(Given problem) Report how many lines contain "http"; state the number and nothing else.

═══

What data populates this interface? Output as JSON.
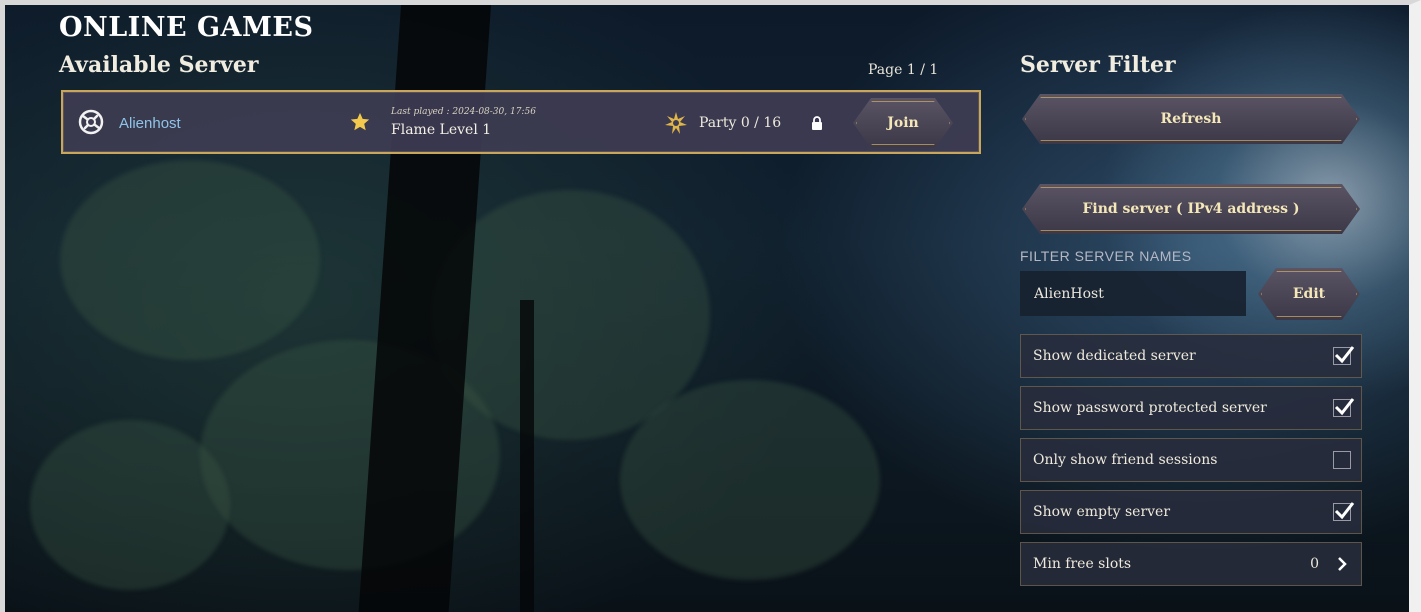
{
  "header": {
    "title": "ONLINE GAMES",
    "subtitle": "Available Server",
    "page_indicator": "Page 1 / 1"
  },
  "servers": [
    {
      "name": "Alienhost",
      "icon": "server-emblem-icon",
      "favorite_icon": "star-icon",
      "last_played_label": "Last played : 2024-08-30, 17:56",
      "world_name": "Flame Level 1",
      "party_icon": "party-emblem-icon",
      "party": "Party 0 / 16",
      "locked": true,
      "join_label": "Join"
    }
  ],
  "filter": {
    "title": "Server Filter",
    "refresh_label": "Refresh",
    "find_label": "Find server ( IPv4 address )",
    "name_filter_label": "FILTER SERVER NAMES",
    "name_filter_value": "AlienHost",
    "edit_label": "Edit",
    "options": [
      {
        "label": "Show dedicated server",
        "checked": true
      },
      {
        "label": "Show password protected server",
        "checked": true
      },
      {
        "label": "Only show friend sessions",
        "checked": false
      },
      {
        "label": "Show empty server",
        "checked": true
      }
    ],
    "min_free_slots_label": "Min free slots",
    "min_free_slots_value": "0"
  },
  "colors": {
    "accent_gold": "#c9a65a",
    "server_name": "#8fc4e8",
    "button_text": "#f4e7b8"
  }
}
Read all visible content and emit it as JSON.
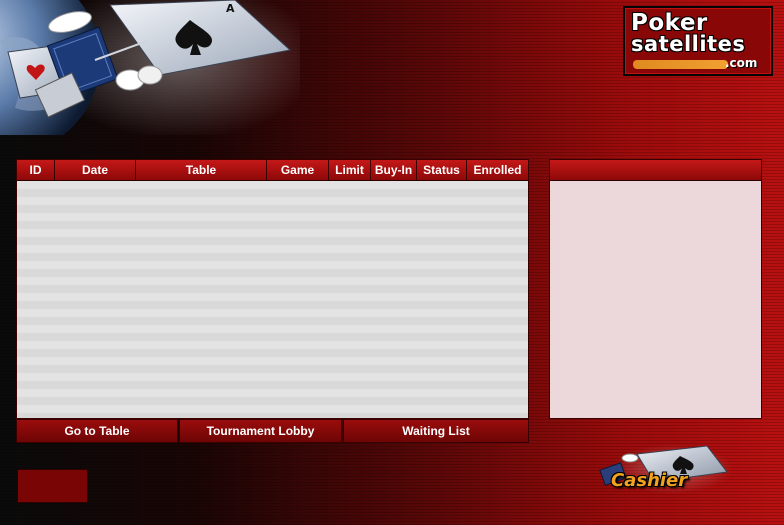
{
  "logo": {
    "line1": "Poker",
    "line2": "satellites",
    "line3": ".com"
  },
  "hero": {
    "icons": [
      "earth-icon",
      "satellite-icon",
      "ace-of-spades-card-icon",
      "hearts-card-icon"
    ]
  },
  "table": {
    "columns": [
      "ID",
      "Date",
      "Table",
      "Game",
      "Limit",
      "Buy-In",
      "Status",
      "Enrolled"
    ],
    "rows": []
  },
  "side_panel": {
    "title": ""
  },
  "actions": {
    "go_to_table": "Go to Table",
    "tournament_lobby": "Tournament Lobby",
    "waiting_list": "Waiting List"
  },
  "cashier": {
    "label": "Cashier"
  },
  "colors": {
    "header_red": "#c41818",
    "button_red": "#8e0808",
    "row_light": "#e3e3e3",
    "panel_pink": "#ecd7da",
    "cashier_orange": "#f2a21e"
  }
}
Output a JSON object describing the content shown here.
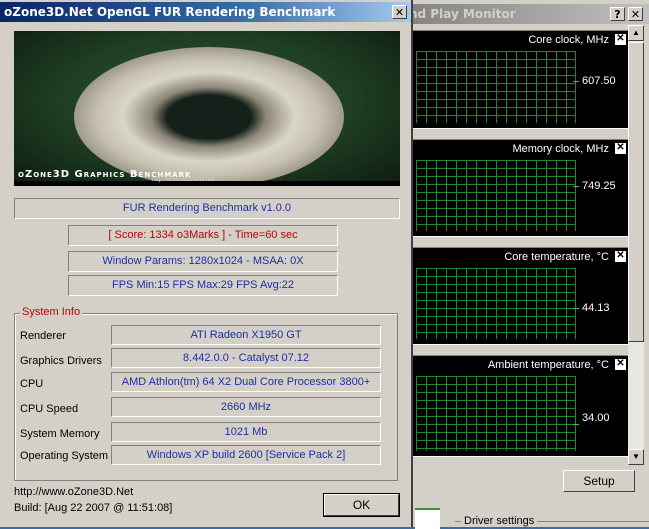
{
  "monitor_window": {
    "title": "nd Play Monitor",
    "help_label": "?",
    "close_label": "✕",
    "graphs": [
      {
        "title": "Core clock, MHz",
        "value": "607.50"
      },
      {
        "title": "Memory clock, MHz",
        "value": "749.25"
      },
      {
        "title": "Core temperature, °C",
        "value": "44.13"
      },
      {
        "title": "Ambient temperature, °C",
        "value": "34.00"
      }
    ],
    "graph_close_label": "✕",
    "setup_label": "Setup",
    "driver_settings_label": "Driver settings"
  },
  "dialog": {
    "title": "oZone3D.Net OpenGL FUR Rendering Benchmark",
    "close_label": "✕",
    "banner_brand": "oZone3D Graphics Benchmark",
    "banner_url": "http://www.ozone3d.net",
    "header": "FUR Rendering Benchmark v1.0.0",
    "score": "[ Score: 1334 o3Marks ] - Time=60 sec",
    "window_params": "Window Params: 1280x1024 - MSAA: 0X",
    "fps": "FPS Min:15   FPS Max:29   FPS Avg:22",
    "system_info_title": "System Info",
    "system_info": [
      {
        "label": "Renderer",
        "value": "ATI Radeon X1950 GT"
      },
      {
        "label": "Graphics Drivers",
        "value": "8.442.0.0 - Catalyst 07.12"
      },
      {
        "label": "CPU",
        "value": "AMD Athlon(tm) 64 X2 Dual Core Processor 3800+"
      },
      {
        "label": "CPU Speed",
        "value": "2660 MHz"
      },
      {
        "label": "System Memory",
        "value": "1021 Mb"
      },
      {
        "label": "Operating System",
        "value": "Windows XP build 2600 [Service Pack 2]"
      }
    ],
    "footer_url": "http://www.oZone3D.Net",
    "footer_build": "Build: [Aug 22 2007 @ 11:51:08]",
    "ok_label": "OK"
  },
  "colors": {
    "value_text": "#1a2fa8",
    "score_text": "#c00000",
    "graph_grid": "#1e8a2c"
  }
}
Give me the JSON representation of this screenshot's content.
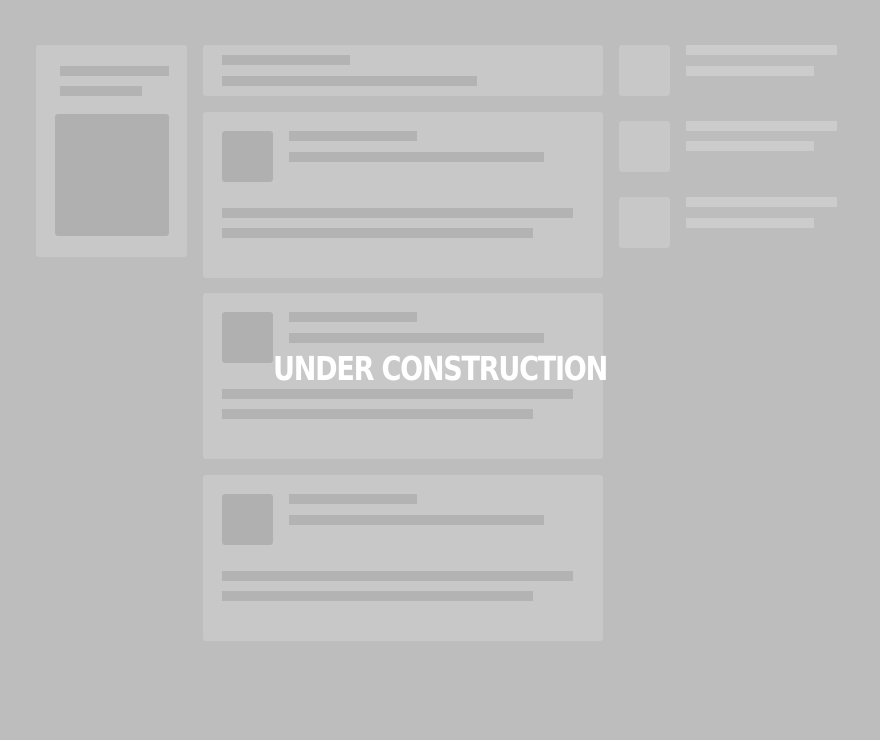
{
  "overlay": {
    "message": "UNDER CONSTRUCTION"
  },
  "skeleton": {
    "profile_card": {
      "placeholder_lines": 2,
      "has_image": true
    },
    "composer_card": {
      "placeholder_lines": 2
    },
    "feed_posts": [
      {
        "avatar": true,
        "header_lines": 2,
        "body_lines": 2
      },
      {
        "avatar": true,
        "header_lines": 2,
        "body_lines": 2
      },
      {
        "avatar": true,
        "header_lines": 2,
        "body_lines": 2
      }
    ],
    "suggestions": [
      {
        "thumbnail": true,
        "lines": 2
      },
      {
        "thumbnail": true,
        "lines": 2
      },
      {
        "thumbnail": true,
        "lines": 2
      }
    ],
    "colors": {
      "background": "#bdbdbd",
      "card": "#c8c8c8",
      "placeholder": "#b3b3b3",
      "overlay_text": "#ffffff"
    }
  }
}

═══

(In response) 2